Requirements - Identify all lines below that hold "subtitle" and collect them.

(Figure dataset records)
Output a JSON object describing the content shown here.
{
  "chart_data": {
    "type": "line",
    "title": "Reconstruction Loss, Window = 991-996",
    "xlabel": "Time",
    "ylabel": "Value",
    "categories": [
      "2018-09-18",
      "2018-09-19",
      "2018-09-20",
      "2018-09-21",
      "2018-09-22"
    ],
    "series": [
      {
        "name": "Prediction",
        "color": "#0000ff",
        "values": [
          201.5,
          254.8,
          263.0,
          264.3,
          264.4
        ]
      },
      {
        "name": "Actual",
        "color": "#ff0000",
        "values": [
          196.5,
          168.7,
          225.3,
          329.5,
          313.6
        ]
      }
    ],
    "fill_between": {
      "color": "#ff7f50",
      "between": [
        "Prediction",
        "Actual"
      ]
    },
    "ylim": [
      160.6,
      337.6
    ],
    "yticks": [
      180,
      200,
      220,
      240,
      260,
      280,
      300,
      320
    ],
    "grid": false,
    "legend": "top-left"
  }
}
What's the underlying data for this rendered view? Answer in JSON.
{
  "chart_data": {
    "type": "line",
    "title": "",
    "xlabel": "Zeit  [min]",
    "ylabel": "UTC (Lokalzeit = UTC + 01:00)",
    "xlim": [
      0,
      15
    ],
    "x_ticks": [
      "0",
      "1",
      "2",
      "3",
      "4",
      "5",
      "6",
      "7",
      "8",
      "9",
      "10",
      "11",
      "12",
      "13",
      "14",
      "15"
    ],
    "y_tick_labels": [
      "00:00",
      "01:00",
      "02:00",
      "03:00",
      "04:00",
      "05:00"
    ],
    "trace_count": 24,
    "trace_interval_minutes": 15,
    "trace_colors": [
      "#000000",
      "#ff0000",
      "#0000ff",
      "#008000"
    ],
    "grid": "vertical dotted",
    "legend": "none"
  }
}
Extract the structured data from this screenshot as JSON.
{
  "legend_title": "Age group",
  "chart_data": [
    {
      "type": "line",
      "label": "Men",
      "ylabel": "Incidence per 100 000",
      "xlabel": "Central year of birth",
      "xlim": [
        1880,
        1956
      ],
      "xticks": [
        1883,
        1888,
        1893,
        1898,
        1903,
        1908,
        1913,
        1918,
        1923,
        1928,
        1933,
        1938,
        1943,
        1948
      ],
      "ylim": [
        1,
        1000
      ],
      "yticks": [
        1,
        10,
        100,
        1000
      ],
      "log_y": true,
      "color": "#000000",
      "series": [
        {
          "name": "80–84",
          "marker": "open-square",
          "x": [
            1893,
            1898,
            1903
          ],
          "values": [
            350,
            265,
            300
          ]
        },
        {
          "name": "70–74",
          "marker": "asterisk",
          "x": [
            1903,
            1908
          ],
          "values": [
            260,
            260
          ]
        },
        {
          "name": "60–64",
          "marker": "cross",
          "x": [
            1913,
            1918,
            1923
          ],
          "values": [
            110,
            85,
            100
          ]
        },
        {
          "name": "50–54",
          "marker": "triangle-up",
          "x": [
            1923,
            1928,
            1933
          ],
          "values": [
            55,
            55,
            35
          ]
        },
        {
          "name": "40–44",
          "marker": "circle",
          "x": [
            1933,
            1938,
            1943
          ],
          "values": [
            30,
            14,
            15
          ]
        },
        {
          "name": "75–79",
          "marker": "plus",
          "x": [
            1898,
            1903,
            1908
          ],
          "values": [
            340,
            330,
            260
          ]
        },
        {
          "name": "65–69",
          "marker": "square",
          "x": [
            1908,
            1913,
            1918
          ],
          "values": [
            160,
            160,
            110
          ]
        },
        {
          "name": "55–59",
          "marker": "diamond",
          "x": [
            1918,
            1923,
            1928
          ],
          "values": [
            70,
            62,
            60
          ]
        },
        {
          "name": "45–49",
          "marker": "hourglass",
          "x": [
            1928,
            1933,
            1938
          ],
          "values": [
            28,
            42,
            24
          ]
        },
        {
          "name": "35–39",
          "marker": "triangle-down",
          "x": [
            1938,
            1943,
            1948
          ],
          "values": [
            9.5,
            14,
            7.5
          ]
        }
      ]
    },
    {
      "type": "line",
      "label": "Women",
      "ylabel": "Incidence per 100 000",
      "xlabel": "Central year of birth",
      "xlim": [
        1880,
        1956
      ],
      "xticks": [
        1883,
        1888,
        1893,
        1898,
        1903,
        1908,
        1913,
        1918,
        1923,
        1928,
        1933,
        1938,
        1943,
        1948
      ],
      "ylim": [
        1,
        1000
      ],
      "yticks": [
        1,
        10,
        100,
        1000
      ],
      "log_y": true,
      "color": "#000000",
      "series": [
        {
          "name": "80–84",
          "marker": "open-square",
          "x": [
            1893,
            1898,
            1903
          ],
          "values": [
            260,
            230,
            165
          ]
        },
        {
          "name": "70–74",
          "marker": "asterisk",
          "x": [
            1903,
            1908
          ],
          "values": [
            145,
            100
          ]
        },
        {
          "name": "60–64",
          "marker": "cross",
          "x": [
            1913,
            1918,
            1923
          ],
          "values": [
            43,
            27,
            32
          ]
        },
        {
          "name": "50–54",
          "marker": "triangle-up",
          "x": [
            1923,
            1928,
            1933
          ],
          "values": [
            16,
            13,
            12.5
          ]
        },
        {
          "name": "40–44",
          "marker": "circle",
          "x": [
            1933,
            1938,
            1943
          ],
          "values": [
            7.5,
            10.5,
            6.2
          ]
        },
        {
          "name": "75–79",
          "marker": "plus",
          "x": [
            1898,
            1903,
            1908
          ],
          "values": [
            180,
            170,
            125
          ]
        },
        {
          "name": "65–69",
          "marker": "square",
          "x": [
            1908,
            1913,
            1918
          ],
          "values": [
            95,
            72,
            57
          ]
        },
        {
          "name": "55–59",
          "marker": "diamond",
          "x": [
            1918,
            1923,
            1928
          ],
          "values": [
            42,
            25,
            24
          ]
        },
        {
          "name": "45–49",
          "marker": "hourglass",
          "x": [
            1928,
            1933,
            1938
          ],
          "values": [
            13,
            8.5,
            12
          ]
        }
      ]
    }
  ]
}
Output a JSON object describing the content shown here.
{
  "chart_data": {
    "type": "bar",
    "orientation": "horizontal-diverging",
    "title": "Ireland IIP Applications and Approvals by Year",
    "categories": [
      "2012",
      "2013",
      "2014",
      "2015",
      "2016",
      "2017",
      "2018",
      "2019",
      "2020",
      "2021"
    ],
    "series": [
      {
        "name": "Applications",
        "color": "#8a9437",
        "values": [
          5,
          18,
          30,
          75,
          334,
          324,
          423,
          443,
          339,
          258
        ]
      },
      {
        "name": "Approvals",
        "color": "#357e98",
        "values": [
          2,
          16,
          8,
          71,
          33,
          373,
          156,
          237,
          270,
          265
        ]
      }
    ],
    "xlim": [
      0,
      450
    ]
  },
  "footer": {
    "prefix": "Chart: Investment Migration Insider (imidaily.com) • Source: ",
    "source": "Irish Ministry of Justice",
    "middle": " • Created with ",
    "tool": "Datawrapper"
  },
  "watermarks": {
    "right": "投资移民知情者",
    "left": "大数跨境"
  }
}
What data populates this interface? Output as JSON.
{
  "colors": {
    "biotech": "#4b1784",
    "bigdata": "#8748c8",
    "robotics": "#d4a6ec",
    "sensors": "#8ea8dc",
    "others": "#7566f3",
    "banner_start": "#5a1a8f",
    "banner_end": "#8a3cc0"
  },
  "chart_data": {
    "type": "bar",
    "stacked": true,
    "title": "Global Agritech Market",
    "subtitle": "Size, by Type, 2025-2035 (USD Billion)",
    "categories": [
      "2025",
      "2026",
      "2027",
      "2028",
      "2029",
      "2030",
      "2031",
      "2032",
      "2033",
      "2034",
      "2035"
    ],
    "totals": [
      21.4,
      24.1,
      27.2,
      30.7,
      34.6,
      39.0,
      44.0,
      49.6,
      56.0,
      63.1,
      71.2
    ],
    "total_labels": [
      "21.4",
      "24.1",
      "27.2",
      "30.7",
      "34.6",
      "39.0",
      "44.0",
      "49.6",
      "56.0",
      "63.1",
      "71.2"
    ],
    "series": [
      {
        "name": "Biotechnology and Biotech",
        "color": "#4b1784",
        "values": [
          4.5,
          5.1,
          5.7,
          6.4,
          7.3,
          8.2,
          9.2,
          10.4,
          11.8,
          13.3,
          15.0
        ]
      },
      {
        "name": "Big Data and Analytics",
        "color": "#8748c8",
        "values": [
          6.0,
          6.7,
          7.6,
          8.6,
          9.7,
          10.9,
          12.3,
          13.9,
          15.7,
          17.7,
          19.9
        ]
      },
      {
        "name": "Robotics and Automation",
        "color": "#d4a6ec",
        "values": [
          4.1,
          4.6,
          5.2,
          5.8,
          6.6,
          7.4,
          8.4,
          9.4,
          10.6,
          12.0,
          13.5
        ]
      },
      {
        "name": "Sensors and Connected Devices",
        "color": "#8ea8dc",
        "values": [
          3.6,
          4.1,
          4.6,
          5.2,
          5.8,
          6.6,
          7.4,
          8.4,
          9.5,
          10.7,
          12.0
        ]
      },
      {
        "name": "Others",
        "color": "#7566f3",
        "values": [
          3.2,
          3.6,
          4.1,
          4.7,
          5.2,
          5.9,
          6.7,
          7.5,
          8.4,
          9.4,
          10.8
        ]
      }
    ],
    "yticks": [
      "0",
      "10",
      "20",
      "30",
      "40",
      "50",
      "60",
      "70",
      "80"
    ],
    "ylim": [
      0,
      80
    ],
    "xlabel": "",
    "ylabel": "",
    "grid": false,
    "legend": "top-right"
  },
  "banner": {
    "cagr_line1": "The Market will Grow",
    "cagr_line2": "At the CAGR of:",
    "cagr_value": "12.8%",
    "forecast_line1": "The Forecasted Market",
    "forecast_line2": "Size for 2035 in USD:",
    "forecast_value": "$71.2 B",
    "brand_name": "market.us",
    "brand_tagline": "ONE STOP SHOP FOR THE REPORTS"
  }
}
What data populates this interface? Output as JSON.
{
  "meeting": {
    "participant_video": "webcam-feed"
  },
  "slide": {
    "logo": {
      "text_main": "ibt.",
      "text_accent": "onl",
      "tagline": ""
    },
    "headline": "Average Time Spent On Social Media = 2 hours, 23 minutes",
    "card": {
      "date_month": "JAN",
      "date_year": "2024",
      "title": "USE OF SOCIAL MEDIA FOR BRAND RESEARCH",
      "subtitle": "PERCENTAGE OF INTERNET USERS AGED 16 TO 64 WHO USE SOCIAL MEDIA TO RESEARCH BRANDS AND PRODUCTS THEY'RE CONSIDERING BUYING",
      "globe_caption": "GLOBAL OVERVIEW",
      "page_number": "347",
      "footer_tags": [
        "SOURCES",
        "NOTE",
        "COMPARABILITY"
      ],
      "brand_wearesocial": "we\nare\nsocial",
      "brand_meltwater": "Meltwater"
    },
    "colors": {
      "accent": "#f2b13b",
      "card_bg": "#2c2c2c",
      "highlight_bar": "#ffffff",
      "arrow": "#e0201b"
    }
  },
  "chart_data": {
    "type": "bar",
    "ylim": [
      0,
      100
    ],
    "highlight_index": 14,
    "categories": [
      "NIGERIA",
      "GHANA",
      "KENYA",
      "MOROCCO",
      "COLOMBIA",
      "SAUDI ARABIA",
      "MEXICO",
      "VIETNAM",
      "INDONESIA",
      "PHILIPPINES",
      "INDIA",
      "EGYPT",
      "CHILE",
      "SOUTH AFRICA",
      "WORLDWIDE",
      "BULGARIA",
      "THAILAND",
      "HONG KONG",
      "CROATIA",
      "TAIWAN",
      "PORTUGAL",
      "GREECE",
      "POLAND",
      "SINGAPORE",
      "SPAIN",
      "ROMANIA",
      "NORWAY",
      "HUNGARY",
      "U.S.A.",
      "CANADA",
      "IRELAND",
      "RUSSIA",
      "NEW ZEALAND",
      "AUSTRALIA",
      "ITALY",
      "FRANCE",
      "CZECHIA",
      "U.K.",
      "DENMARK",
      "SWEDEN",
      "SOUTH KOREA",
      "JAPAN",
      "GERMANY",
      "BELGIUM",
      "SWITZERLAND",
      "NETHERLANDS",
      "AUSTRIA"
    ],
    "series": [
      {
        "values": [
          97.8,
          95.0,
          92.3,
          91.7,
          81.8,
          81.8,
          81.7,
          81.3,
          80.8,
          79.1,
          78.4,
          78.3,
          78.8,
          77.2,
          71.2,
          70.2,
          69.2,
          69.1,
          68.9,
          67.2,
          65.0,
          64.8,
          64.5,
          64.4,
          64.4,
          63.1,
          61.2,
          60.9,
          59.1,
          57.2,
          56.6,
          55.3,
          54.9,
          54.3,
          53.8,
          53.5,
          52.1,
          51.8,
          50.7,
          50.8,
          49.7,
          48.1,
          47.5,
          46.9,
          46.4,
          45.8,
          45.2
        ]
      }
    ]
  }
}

Task result -
    "subtitle": "Size, by Type, 2025-2035 (USD Billion)",
      "subtitle": "PERCENTAGE OF INTERNET USERS AGED 16 TO 64 WHO USE SOCIAL MEDIA TO RESEARCH BRANDS AND PRODUCTS THEY'RE CONSIDERING BUYING",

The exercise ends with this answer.